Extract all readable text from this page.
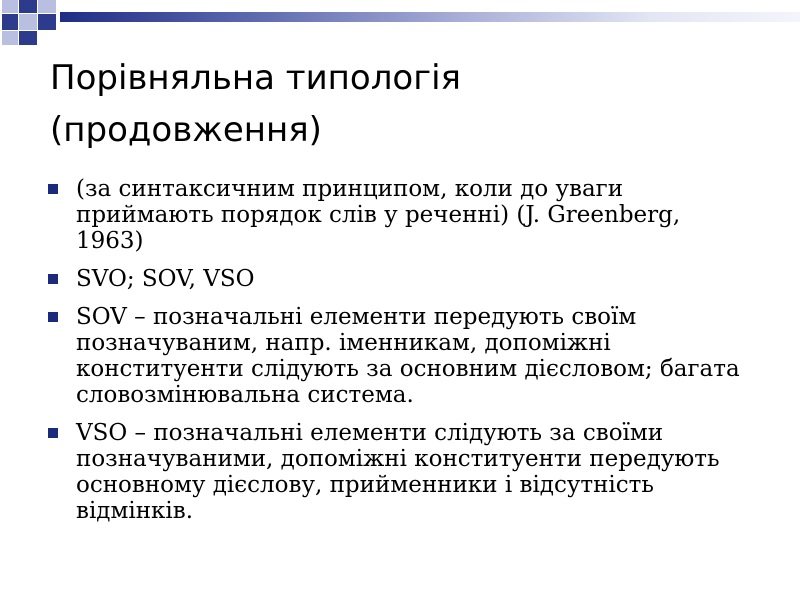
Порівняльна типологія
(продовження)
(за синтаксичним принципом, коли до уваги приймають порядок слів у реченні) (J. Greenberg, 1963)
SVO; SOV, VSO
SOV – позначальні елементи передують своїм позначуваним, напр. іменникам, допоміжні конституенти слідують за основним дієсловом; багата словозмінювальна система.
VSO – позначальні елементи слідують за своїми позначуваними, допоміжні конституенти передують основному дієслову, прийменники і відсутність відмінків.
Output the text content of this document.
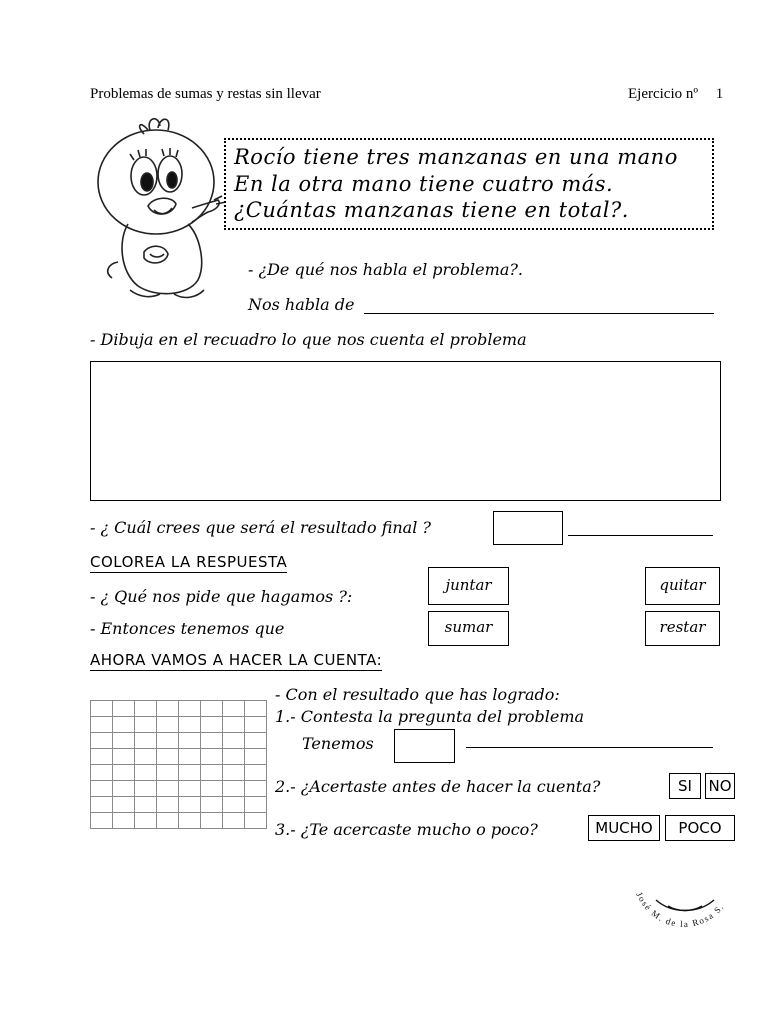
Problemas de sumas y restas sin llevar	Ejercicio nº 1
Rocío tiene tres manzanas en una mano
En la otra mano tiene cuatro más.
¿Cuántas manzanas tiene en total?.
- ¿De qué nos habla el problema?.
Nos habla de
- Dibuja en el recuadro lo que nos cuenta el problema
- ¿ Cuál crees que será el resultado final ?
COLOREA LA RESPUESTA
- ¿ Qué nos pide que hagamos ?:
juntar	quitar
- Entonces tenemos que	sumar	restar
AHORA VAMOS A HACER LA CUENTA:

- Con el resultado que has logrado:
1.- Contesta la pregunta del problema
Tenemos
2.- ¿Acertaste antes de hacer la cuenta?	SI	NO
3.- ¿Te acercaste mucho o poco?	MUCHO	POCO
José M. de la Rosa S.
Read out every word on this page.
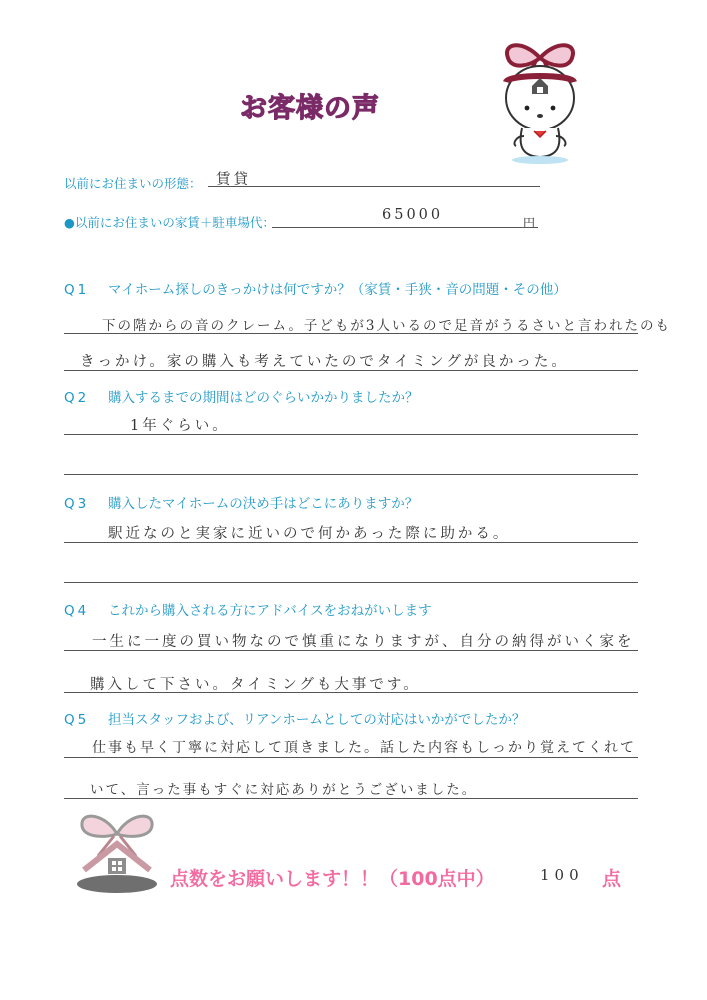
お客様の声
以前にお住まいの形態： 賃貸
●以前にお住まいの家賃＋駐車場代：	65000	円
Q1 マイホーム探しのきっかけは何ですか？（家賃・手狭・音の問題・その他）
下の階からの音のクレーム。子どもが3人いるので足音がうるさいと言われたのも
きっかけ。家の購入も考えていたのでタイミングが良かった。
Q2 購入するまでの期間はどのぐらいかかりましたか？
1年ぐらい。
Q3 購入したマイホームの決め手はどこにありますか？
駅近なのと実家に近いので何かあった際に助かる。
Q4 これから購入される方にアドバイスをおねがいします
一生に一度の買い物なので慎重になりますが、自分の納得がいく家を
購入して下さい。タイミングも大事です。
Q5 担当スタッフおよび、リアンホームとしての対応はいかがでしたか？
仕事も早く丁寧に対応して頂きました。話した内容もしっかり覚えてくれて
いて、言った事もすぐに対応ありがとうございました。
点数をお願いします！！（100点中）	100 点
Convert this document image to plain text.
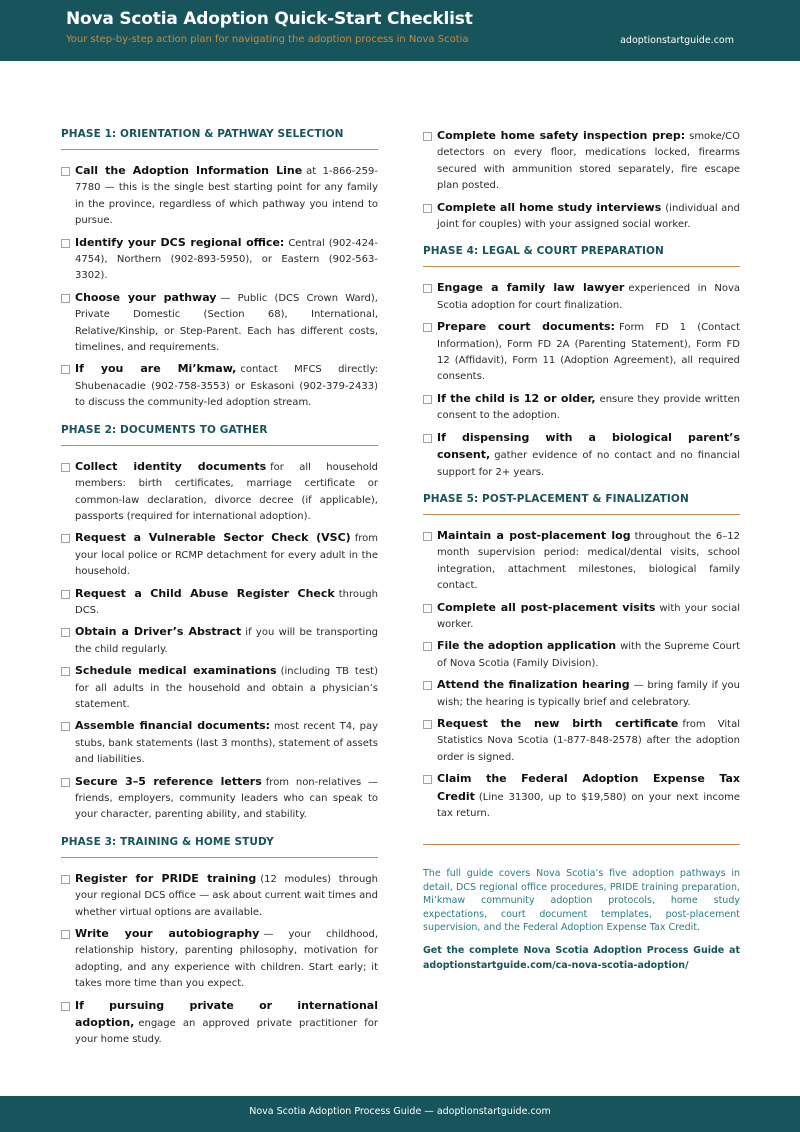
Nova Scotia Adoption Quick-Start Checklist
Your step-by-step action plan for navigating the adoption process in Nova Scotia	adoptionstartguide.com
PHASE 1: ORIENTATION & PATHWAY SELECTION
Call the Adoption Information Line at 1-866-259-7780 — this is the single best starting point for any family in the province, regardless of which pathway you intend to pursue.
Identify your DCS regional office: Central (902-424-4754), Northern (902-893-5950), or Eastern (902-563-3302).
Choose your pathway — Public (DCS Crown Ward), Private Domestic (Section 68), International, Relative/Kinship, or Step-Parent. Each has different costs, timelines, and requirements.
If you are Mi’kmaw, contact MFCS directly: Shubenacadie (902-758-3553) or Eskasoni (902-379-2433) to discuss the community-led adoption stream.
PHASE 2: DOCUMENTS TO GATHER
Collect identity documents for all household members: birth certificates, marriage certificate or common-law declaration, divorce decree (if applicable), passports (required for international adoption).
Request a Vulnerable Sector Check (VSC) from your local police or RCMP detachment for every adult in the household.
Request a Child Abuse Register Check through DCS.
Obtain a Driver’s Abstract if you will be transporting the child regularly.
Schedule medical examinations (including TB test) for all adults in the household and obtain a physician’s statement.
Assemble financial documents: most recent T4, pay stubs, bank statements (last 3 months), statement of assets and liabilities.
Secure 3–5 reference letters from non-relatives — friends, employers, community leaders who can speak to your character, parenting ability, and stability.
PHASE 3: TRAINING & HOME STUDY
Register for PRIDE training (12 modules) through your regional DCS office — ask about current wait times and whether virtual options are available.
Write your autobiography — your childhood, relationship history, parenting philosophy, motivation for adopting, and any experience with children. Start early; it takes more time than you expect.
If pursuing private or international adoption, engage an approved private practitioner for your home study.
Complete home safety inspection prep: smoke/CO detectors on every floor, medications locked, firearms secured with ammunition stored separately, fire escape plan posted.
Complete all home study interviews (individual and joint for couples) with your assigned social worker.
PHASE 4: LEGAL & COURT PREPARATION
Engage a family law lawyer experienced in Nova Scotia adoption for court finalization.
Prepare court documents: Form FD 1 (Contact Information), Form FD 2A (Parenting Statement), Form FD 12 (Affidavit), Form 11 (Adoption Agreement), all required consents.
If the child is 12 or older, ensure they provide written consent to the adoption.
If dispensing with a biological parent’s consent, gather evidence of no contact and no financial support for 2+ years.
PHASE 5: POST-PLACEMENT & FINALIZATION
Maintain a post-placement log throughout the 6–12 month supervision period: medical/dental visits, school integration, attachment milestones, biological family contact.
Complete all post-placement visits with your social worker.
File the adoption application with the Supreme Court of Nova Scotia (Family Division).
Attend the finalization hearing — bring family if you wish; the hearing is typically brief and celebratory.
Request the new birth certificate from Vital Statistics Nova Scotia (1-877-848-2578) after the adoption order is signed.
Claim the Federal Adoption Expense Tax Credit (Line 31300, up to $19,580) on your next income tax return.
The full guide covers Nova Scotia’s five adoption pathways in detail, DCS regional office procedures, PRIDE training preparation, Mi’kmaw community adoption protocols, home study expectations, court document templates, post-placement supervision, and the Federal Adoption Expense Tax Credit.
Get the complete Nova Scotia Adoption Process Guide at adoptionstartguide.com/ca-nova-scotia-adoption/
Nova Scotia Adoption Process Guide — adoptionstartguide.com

▶ **What you are asked to do**: Quote everything in the listing above exactly; pictures are the only thing to omit.

▶ **The output**:
Extract all readable text from this page.
Порівняльна типологія
(продовження)
(за синтаксичним принципом, коли до уваги приймають порядок слів у реченні) (J. Greenberg, 1963)
SVO; SOV, VSO
SOV – позначальні елементи передують своїм позначуваним, напр. іменникам, допоміжні конституенти слідують за основним дієсловом; багата словозмінювальна система.
VSO – позначальні елементи слідують за своїми позначуваними, допоміжні конституенти передують основному дієслову, прийменники і відсутність відмінків.
Output the text content of this document.
Problemas de sumas y restas sin llevar	Ejercicio nº 1
Rocío tiene tres manzanas en una mano
En la otra mano tiene cuatro más.
¿Cuántas manzanas tiene en total?.
- ¿De qué nos habla el problema?.
Nos habla de
- Dibuja en el recuadro lo que nos cuenta el problema
- ¿ Cuál crees que será el resultado final ?
COLOREA LA RESPUESTA
- ¿ Qué nos pide que hagamos ?:
juntar	quitar
- Entonces tenemos que	sumar	restar
AHORA VAMOS A HACER LA CUENTA:

- Con el resultado que has logrado:
1.- Contesta la pregunta del problema
Tenemos
2.- ¿Acertaste antes de hacer la cuenta?	SI	NO
3.- ¿Te acercaste mucho o poco?	MUCHO	POCO
José M. de la Rosa S.
Read out every word on this page.
お客様の声
以前にお住まいの形態： 賃貸
●以前にお住まいの家賃＋駐車場代：	65000	円
Q1 マイホーム探しのきっかけは何ですか？（家賃・手狭・音の問題・その他）
下の階からの音のクレーム。子どもが3人いるので足音がうるさいと言われたのも
きっかけ。家の購入も考えていたのでタイミングが良かった。
Q2 購入するまでの期間はどのぐらいかかりましたか？
1年ぐらい。
Q3 購入したマイホームの決め手はどこにありますか？
駅近なのと実家に近いので何かあった際に助かる。
Q4 これから購入される方にアドバイスをおねがいします
一生に一度の買い物なので慎重になりますが、自分の納得がいく家を
購入して下さい。タイミングも大事です。
Q5 担当スタッフおよび、リアンホームとしての対応はいかがでしたか？
仕事も早く丁寧に対応して頂きました。話した内容もしっかり覚えてくれて
いて、言った事もすぐに対応ありがとうございました。
点数をお願いします！！（100点中）	100 点
Convert this document image to plain text.
Nova Scotia Adoption Quick-Start Checklist
Your step-by-step action plan for navigating the adoption process in Nova Scotia	adoptionstartguide.com
PHASE 1: ORIENTATION & PATHWAY SELECTION
Call the Adoption Information Line at 1-866-259-7780 — this is the single best starting point for any family in the province, regardless of which pathway you intend to pursue.
Identify your DCS regional office: Central (902-424-4754), Northern (902-893-5950), or Eastern (902-563-3302).
Choose your pathway — Public (DCS Crown Ward), Private Domestic (Section 68), International, Relative/Kinship, or Step-Parent. Each has different costs, timelines, and requirements.
If you are Mi’kmaw, contact MFCS directly: Shubenacadie (902-758-3553) or Eskasoni (902-379-2433) to discuss the community-led adoption stream.
PHASE 2: DOCUMENTS TO GATHER
Collect identity documents for all household members: birth certificates, marriage certificate or common-law declaration, divorce decree (if applicable), passports (required for international adoption).
Request a Vulnerable Sector Check (VSC) from your local police or RCMP detachment for every adult in the household.
Request a Child Abuse Register Check through DCS.
Obtain a Driver’s Abstract if you will be transporting the child regularly.
Schedule medical examinations (including TB test) for all adults in the household and obtain a physician’s statement.
Assemble financial documents: most recent T4, pay stubs, bank statements (last 3 months), statement of assets and liabilities.
Secure 3–5 reference letters from non-relatives — friends, employers, community leaders who can speak to your character, parenting ability, and stability.
PHASE 3: TRAINING & HOME STUDY
Register for PRIDE training (12 modules) through your regional DCS office — ask about current wait times and whether virtual options are available.
Write your autobiography — your childhood, relationship history, parenting philosophy, motivation for adopting, and any experience with children. Start early; it takes more time than you expect.
If pursuing private or international adoption, engage an approved private practitioner for your home study.
Complete home safety inspection prep: smoke/CO detectors on every floor, medications locked, firearms secured with ammunition stored separately, fire escape plan posted.
Complete all home study interviews (individual and joint for couples) with your assigned social worker.
PHASE 4: LEGAL & COURT PREPARATION
Engage a family law lawyer experienced in Nova Scotia adoption for court finalization.
Prepare court documents: Form FD 1 (Contact Information), Form FD 2A (Parenting Statement), Form FD 12 (Affidavit), Form 11 (Adoption Agreement), all required consents.
If the child is 12 or older, ensure they provide written consent to the adoption.
If dispensing with a biological parent’s consent, gather evidence of no contact and no financial support for 2+ years.
PHASE 5: POST-PLACEMENT & FINALIZATION
Maintain a post-placement log throughout the 6–12 month supervision period: medical/dental visits, school integration, attachment milestones, biological family contact.
Complete all post-placement visits with your social worker.
File the adoption application with the Supreme Court of Nova Scotia (Family Division).
Attend the finalization hearing — bring family if you wish; the hearing is typically brief and celebratory.
Request the new birth certificate from Vital Statistics Nova Scotia (1-877-848-2578) after the adoption order is signed.
Claim the Federal Adoption Expense Tax Credit (Line 31300, up to $19,580) on your next income tax return.
The full guide covers Nova Scotia’s five adoption pathways in detail, DCS regional office procedures, PRIDE training preparation, Mi’kmaw community adoption protocols, home study expectations, court document templates, post-placement supervision, and the Federal Adoption Expense Tax Credit.
Get the complete Nova Scotia Adoption Process Guide at adoptionstartguide.com/ca-nova-scotia-adoption/
Nova Scotia Adoption Process Guide — adoptionstartguide.com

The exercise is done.